◆ **Stated task**
Lines that contain the string "Daniela" are to be copied; leave out all others.

-------- Entries

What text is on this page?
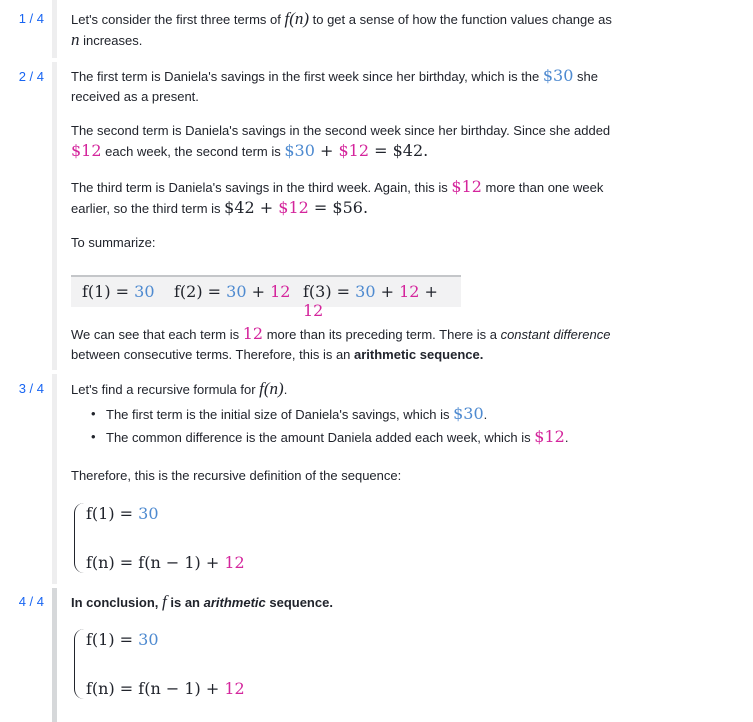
1 / 4
2 / 4
3 / 4
4 / 4
Let's consider the first three terms of f(n) to get a sense of how the function values change as
n increases.
The first term is Daniela's savings in the first week since her birthday, which is the $30 she
received as a present.
The second term is Daniela's savings in the second week since her birthday. Since she added
$12 each week, the second term is $30 + $12 = $42.
The third term is Daniela's savings in the third week. Again, this is $12 more than one week
earlier, so the third term is $42 + $12 = $56.
To summarize:
f(1) = 30 f(2) = 30 + 12 f(3) = 30 + 12 + 12
We can see that each term is 12 more than its preceding term. There is a constant difference
between consecutive terms. Therefore, this is an arithmetic sequence.
Let's find a recursive formula for f(n).
• The first term is the initial size of Daniela's savings, which is $30.
• The common difference is the amount Daniela added each week, which is $12.
Therefore, this is the recursive definition of the sequence:
f(1) = 30
f(n) = f(n − 1) + 12
In conclusion, f is an arithmetic sequence.
f(1) = 30
f(n) = f(n − 1) + 12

----------------

◆ **The output**
The first term is Daniela's savings in the first week since her birthday, which is the $30 she
The second term is Daniela's savings in the second week since her birthday. Since she added
The third term is Daniela's savings in the third week. Again, this is $12 more than one week
• The first term is the initial size of Daniela's savings, which is $30.
• The common difference is the amount Daniela added each week, which is $12.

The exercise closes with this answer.